[Stored records]
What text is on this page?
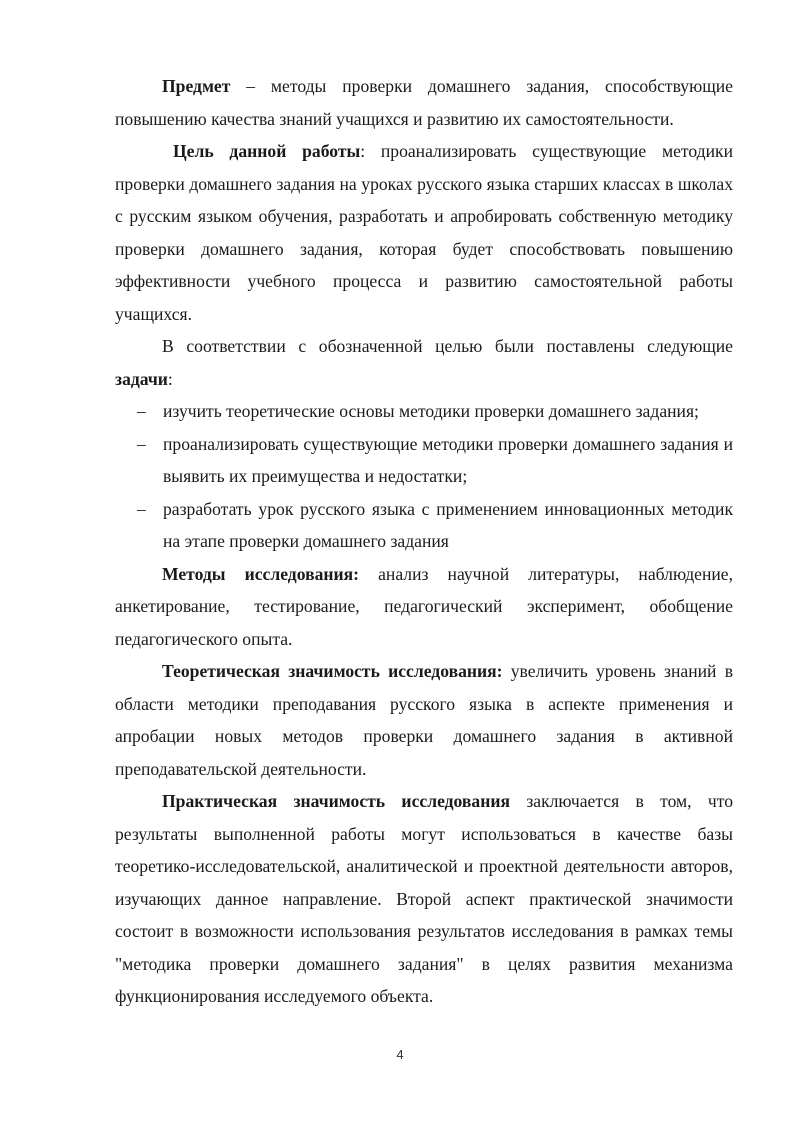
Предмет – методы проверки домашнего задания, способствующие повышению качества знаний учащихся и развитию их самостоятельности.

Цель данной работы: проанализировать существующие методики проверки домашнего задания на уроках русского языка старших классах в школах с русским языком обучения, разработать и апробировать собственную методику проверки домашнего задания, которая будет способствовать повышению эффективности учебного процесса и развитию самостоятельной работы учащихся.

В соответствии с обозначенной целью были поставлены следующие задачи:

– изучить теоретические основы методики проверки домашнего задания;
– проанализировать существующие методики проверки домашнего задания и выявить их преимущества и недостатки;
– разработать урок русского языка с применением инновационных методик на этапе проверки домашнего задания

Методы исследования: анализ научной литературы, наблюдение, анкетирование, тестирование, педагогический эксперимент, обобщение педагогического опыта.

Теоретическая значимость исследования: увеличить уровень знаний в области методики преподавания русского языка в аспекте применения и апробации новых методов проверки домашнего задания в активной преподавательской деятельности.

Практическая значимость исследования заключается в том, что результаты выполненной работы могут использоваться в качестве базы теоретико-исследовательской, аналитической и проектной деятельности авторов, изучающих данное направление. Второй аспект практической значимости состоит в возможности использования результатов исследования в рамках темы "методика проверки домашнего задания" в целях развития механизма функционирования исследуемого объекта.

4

---

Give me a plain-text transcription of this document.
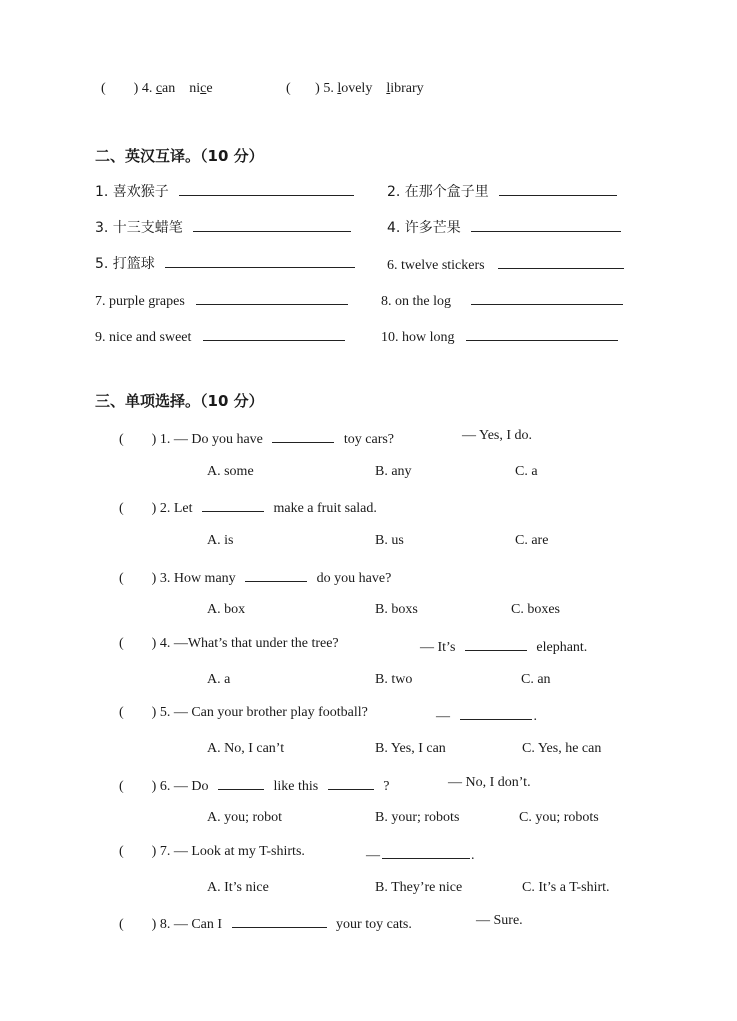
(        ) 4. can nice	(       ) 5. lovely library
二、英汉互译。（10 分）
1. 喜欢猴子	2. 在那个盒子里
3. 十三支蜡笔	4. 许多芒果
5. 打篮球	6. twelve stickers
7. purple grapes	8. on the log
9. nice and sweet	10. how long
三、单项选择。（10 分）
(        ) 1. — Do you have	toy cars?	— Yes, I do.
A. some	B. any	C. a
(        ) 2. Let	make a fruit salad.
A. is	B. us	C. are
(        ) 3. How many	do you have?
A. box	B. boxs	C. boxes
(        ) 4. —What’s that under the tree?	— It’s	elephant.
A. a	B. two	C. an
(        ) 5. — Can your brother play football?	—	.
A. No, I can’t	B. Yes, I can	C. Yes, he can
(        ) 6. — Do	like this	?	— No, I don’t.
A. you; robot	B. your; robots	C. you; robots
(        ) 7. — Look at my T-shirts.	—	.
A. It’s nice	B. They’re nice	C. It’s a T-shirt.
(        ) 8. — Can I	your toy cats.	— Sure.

[GIVEN PROBLEM] For each line above that contains the word "this", copy that line.

[FINAL ANSWER]
What text is on this page?
Give me a plain-text transcription of this document.
(        ) 6. — Do	like this	?	— No, I don’t.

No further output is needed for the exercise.